▸ **PROBLEM DETAILS**
Copy exactly the run of lines that begins at the line with "What data populates" and ends at the final line of the entries.

▸ **SUPPLIED DATA**
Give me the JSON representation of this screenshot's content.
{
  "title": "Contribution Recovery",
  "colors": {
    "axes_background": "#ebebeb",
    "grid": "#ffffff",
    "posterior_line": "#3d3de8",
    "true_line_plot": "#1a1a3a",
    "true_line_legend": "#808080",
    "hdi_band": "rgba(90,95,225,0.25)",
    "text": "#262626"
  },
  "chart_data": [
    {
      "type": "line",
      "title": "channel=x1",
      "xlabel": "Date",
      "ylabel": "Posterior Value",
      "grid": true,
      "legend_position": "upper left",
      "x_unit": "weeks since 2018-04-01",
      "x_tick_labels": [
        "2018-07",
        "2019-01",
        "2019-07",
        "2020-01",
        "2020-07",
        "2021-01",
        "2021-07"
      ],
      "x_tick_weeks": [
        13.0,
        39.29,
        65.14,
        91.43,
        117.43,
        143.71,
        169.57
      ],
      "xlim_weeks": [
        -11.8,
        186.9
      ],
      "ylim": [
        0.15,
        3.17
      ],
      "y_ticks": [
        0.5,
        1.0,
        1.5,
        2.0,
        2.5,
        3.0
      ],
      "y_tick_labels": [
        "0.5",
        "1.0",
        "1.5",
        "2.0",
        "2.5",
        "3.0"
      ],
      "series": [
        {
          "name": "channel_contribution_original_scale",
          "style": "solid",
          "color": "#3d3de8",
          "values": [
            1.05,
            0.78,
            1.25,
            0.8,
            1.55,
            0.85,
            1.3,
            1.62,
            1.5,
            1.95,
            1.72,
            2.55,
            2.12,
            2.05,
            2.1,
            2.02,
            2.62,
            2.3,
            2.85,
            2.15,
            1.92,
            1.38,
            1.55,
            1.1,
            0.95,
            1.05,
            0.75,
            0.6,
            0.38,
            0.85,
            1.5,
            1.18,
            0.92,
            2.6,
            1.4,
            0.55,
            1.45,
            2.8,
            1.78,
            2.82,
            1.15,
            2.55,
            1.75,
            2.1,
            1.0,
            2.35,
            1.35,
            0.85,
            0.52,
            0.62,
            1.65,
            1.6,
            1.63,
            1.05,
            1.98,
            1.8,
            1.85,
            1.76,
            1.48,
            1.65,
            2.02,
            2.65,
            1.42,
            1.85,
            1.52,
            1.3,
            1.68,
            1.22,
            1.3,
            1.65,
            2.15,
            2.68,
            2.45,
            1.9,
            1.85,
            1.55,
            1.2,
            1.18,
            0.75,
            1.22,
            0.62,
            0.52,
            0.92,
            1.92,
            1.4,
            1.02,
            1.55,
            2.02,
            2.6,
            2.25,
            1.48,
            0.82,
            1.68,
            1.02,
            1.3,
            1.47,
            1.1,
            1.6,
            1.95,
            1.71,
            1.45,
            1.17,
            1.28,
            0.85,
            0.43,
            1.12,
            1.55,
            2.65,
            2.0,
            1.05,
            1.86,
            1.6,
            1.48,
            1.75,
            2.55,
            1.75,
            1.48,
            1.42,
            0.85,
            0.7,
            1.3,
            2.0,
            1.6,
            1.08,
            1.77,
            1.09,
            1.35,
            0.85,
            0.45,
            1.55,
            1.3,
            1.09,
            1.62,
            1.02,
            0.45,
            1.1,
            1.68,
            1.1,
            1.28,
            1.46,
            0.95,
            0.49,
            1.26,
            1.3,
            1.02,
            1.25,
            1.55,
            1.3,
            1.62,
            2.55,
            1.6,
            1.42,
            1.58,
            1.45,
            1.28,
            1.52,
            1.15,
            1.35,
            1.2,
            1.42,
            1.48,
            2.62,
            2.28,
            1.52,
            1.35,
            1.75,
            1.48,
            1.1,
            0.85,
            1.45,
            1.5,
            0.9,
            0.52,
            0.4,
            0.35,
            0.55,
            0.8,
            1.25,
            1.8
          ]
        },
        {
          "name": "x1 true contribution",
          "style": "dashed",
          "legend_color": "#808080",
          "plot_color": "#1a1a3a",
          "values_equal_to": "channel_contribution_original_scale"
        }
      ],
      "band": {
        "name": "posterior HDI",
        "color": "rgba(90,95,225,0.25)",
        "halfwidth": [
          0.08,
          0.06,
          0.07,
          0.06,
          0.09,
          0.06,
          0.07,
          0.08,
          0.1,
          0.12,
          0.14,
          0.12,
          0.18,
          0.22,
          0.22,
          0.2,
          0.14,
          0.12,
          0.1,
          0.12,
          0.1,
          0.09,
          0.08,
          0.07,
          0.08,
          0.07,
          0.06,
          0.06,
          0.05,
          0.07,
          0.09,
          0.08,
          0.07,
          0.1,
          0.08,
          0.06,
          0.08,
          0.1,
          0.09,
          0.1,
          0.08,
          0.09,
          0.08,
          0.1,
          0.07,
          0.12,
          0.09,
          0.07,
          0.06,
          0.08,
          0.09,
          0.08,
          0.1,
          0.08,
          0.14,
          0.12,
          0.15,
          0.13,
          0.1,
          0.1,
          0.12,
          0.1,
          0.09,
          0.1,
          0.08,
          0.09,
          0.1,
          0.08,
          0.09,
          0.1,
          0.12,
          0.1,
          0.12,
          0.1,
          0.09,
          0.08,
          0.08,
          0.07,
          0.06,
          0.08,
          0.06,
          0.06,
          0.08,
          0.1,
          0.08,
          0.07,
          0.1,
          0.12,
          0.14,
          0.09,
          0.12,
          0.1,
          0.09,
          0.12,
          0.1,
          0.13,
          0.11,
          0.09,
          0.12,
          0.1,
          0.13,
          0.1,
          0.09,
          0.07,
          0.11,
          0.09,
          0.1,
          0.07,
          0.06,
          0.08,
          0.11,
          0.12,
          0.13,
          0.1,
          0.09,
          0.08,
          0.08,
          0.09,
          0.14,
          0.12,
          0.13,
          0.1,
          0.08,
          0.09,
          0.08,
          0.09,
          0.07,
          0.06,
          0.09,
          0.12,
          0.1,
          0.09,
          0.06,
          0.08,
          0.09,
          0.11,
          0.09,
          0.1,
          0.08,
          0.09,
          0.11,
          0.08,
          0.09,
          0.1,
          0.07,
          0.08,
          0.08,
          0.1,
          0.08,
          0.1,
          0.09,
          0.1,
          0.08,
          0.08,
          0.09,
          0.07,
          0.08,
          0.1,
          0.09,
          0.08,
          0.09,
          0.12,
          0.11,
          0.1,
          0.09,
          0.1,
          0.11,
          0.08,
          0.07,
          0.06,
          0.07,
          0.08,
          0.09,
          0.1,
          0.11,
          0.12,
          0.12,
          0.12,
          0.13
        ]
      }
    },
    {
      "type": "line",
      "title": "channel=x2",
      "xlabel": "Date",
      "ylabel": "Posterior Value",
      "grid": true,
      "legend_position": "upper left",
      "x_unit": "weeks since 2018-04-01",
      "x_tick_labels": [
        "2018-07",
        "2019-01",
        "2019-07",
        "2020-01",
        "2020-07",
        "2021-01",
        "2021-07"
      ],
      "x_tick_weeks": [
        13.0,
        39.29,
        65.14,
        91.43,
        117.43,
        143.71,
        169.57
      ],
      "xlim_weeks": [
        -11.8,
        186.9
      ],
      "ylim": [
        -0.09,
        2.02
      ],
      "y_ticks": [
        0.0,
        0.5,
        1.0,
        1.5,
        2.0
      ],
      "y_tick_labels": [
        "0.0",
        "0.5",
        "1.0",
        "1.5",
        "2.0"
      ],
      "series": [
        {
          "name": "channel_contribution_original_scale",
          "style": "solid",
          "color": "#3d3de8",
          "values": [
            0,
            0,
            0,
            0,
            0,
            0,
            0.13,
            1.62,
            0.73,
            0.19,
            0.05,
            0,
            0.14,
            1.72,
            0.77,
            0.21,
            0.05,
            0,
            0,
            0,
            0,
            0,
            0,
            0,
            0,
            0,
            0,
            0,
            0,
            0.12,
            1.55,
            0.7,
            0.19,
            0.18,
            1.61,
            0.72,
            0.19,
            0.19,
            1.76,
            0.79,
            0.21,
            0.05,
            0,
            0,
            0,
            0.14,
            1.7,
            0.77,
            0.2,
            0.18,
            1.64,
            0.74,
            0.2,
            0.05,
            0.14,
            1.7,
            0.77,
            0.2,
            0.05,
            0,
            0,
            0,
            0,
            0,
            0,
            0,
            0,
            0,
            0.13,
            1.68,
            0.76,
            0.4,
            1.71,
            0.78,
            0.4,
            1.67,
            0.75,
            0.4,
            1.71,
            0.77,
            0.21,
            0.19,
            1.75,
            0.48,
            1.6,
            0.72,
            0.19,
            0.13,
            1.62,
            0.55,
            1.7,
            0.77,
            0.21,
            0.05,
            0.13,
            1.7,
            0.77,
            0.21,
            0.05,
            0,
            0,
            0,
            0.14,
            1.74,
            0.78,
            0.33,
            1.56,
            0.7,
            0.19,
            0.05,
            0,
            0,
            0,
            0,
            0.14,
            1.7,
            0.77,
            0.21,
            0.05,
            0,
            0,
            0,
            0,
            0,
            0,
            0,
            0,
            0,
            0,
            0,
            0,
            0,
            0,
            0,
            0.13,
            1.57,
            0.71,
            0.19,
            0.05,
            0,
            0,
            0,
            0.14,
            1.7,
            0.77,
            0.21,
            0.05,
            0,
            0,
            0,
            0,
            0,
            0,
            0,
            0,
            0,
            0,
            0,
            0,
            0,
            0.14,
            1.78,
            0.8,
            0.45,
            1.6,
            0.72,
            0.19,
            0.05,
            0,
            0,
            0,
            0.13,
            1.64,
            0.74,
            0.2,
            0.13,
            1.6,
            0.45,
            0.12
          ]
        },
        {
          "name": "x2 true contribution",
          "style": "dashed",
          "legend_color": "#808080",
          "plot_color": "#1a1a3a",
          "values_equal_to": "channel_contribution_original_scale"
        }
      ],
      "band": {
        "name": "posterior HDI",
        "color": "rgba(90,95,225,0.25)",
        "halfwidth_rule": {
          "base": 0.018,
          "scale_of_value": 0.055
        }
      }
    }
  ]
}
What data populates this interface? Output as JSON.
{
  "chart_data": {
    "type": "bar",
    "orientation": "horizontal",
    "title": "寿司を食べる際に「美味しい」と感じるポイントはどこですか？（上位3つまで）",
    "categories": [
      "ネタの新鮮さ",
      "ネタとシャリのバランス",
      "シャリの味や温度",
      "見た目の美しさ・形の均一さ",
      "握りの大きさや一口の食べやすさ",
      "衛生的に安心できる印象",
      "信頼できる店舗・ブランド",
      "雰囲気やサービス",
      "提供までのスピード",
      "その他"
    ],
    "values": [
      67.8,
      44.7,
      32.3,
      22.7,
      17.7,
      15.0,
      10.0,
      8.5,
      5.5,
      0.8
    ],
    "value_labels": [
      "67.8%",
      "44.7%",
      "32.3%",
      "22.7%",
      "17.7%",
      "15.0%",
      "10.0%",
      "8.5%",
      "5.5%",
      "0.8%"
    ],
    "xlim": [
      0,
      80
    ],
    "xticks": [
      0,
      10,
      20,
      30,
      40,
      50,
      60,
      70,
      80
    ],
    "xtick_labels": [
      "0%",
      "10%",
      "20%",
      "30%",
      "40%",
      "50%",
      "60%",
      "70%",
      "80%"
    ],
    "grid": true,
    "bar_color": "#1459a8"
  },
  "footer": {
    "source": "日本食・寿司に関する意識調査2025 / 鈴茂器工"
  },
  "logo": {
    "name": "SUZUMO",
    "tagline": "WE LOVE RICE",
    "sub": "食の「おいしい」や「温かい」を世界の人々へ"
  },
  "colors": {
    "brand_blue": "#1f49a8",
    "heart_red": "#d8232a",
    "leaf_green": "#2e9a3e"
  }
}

▸ **OUTPUT**
What data populates this interface? Output as JSON.
{
  "chart_data": {
    "type": "bar",
    "orientation": "horizontal",
    "title": "寿司を食べる際に「美味しい」と感じるポイントはどこですか？（上位3つまで）",
    "categories": [
      "ネタの新鮮さ",
      "ネタとシャリのバランス",
      "シャリの味や温度",
      "見た目の美しさ・形の均一さ",
      "握りの大きさや一口の食べやすさ",
      "衛生的に安心できる印象",
      "信頼できる店舗・ブランド",
      "雰囲気やサービス",
      "提供までのスピード",
      "その他"
    ],
    "values": [
      67.8,
      44.7,
      32.3,
      22.7,
      17.7,
      15.0,
      10.0,
      8.5,
      5.5,
      0.8
    ],
    "value_labels": [
      "67.8%",
      "44.7%",
      "32.3%",
      "22.7%",
      "17.7%",
      "15.0%",
      "10.0%",
      "8.5%",
      "5.5%",
      "0.8%"
    ],
    "xlim": [
      0,
      80
    ],
    "xticks": [
      0,
      10,
      20,
      30,
      40,
      50,
      60,
      70,
      80
    ],
    "xtick_labels": [
      "0%",
      "10%",
      "20%",
      "30%",
      "40%",
      "50%",
      "60%",
      "70%",
      "80%"
    ],
    "grid": true,
    "bar_color": "#1459a8"
  },
  "footer": {
    "source": "日本食・寿司に関する意識調査2025 / 鈴茂器工"
  },
  "logo": {
    "name": "SUZUMO",
    "tagline": "WE LOVE RICE",
    "sub": "食の「おいしい」や「温かい」を世界の人々へ"
  },
  "colors": {
    "brand_blue": "#1f49a8",
    "heart_red": "#d8232a",
    "leaf_green": "#2e9a3e"
  }
}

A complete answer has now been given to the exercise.